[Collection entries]
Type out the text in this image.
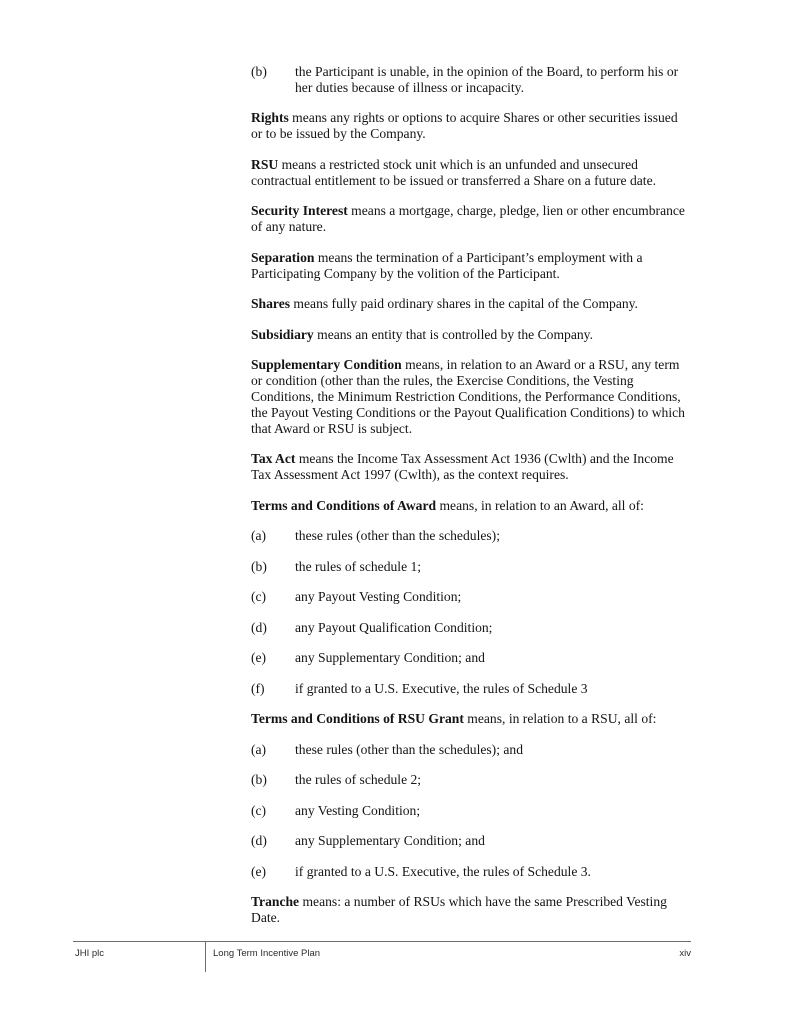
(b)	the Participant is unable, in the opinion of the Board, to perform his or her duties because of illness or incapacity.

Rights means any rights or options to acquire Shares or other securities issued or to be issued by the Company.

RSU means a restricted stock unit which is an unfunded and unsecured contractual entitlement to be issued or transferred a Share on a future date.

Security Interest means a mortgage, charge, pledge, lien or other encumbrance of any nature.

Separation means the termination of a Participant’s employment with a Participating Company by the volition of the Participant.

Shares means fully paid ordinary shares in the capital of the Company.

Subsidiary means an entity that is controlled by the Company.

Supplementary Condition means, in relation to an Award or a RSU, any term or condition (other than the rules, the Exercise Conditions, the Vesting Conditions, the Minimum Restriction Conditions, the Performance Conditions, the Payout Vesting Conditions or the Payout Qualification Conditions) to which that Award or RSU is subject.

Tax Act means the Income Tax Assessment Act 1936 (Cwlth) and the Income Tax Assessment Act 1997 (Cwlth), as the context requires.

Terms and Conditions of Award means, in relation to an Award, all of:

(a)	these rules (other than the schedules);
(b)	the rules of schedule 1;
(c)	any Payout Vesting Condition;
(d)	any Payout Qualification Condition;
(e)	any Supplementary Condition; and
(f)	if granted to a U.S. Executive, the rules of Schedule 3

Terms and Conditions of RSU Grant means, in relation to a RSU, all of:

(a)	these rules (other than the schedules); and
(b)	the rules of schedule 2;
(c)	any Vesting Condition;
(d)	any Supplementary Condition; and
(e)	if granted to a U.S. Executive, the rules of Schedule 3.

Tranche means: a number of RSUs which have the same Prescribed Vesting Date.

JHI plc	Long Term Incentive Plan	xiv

---

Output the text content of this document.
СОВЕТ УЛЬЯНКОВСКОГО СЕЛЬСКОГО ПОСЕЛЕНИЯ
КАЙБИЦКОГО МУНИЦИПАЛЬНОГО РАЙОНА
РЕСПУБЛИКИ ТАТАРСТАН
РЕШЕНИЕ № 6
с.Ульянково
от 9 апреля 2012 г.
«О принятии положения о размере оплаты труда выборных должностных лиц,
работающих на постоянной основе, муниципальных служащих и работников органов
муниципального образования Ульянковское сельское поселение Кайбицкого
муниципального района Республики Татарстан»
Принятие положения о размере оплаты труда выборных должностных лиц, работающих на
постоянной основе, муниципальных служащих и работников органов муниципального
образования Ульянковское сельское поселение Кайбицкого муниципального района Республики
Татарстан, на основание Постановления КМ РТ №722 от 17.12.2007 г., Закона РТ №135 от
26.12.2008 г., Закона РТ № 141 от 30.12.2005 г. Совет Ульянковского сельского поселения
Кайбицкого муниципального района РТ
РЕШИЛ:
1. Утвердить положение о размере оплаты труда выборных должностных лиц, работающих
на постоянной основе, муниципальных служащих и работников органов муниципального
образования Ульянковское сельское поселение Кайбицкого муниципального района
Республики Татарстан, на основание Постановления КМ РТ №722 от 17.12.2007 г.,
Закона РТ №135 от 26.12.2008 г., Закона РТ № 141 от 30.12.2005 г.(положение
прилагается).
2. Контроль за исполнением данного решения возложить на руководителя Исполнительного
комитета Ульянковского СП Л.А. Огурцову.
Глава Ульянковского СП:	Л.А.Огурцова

...

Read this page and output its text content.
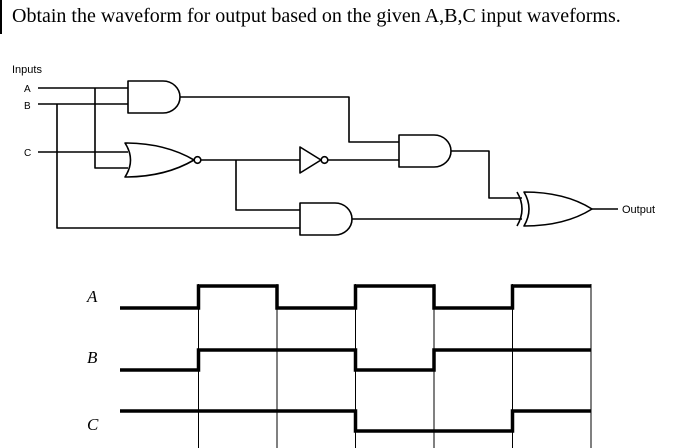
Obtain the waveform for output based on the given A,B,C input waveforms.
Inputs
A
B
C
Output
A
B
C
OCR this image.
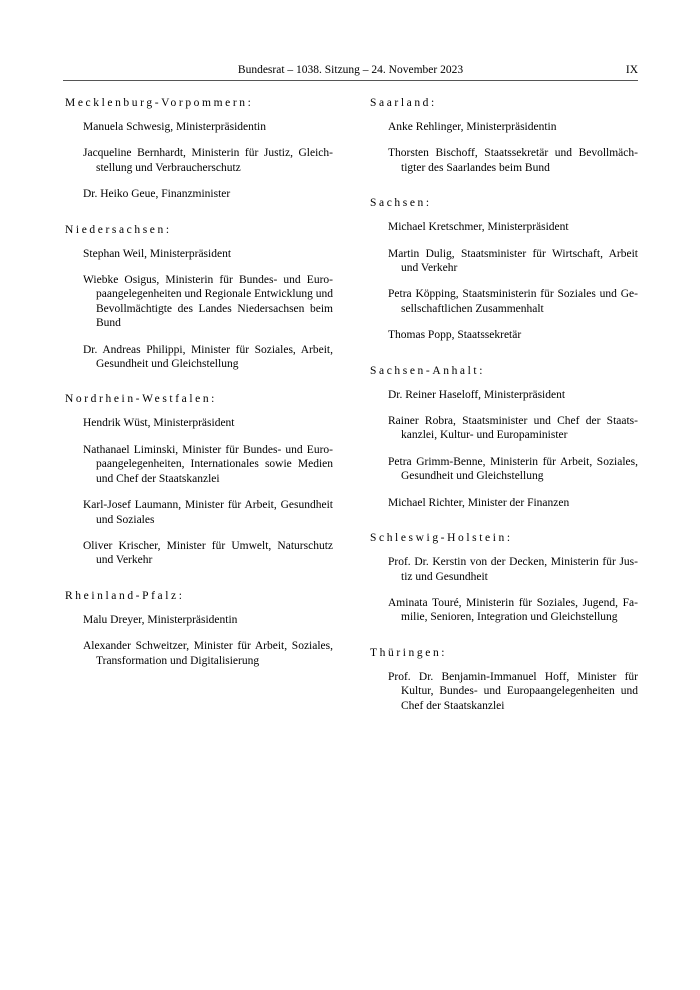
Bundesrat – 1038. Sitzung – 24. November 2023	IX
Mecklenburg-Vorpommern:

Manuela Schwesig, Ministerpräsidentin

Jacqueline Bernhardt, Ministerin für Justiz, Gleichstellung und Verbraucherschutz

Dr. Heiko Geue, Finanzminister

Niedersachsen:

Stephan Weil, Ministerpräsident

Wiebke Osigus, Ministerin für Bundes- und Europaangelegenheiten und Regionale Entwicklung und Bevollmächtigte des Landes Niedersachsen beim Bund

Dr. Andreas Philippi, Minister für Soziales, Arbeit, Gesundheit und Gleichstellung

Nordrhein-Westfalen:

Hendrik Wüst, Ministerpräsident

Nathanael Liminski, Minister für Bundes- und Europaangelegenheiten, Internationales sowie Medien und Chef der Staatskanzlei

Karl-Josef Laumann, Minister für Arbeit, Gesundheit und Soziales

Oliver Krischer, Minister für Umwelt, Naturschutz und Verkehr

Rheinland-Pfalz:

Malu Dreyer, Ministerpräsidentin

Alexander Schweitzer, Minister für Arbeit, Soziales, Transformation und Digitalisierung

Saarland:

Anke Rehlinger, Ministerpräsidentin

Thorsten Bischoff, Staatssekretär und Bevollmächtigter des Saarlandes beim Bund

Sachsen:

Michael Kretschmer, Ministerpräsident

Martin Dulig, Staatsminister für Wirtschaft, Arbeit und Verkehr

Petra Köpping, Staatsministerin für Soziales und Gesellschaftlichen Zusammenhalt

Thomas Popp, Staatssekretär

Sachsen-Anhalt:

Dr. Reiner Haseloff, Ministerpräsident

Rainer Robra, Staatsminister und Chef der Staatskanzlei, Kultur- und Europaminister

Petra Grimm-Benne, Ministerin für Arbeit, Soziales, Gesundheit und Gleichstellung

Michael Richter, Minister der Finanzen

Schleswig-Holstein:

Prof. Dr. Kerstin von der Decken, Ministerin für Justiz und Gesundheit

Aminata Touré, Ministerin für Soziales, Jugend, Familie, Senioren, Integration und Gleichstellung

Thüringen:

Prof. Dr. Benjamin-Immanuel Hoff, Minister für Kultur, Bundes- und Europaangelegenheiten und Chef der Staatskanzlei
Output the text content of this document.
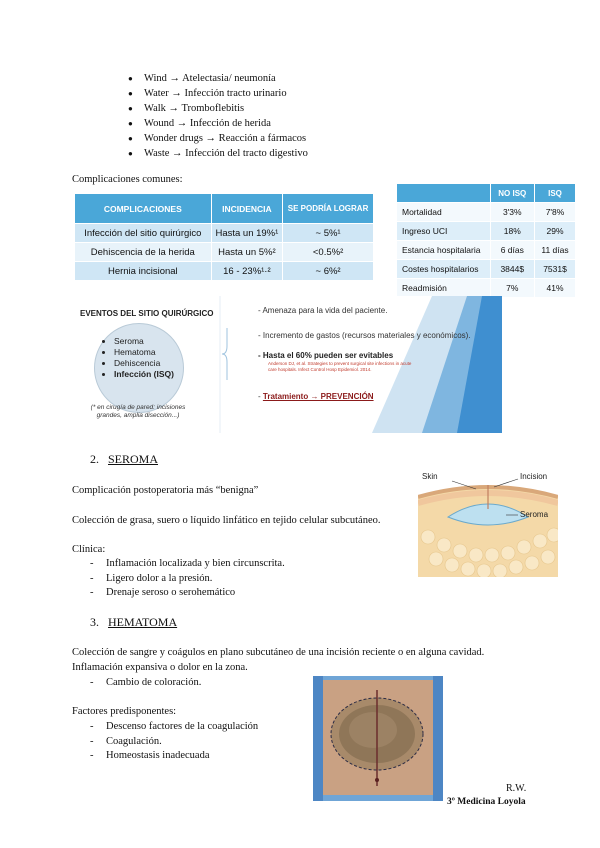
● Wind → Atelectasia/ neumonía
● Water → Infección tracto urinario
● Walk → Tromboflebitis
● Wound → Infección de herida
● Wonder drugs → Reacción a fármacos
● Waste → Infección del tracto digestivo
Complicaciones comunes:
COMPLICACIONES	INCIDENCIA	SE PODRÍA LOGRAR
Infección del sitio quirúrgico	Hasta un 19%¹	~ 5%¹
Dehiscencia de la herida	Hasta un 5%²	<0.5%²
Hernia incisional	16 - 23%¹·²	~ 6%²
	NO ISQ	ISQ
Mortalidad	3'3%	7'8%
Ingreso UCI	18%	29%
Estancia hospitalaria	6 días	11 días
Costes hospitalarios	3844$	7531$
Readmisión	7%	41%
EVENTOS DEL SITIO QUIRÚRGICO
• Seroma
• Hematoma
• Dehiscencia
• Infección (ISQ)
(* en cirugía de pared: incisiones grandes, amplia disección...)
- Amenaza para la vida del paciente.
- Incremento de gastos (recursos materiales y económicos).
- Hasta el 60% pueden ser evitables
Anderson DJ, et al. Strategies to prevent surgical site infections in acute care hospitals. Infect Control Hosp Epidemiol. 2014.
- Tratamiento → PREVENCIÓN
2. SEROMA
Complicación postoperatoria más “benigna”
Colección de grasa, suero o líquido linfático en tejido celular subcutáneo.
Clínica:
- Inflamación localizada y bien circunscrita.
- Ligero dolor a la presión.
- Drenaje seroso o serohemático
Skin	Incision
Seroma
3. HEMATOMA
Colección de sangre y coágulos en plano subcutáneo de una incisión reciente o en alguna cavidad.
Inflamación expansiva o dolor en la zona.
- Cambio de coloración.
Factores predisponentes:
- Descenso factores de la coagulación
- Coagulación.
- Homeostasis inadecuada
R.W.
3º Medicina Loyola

> Your objective: Pick every line with "положение" in it and copy it.

> Finished answer:
1. Утвердить положение о размере оплаты труда выборных должностных лиц, работающих
Закона РТ №135 от 26.12.2008 г., Закона РТ № 141 от 30.12.2005 г.(положение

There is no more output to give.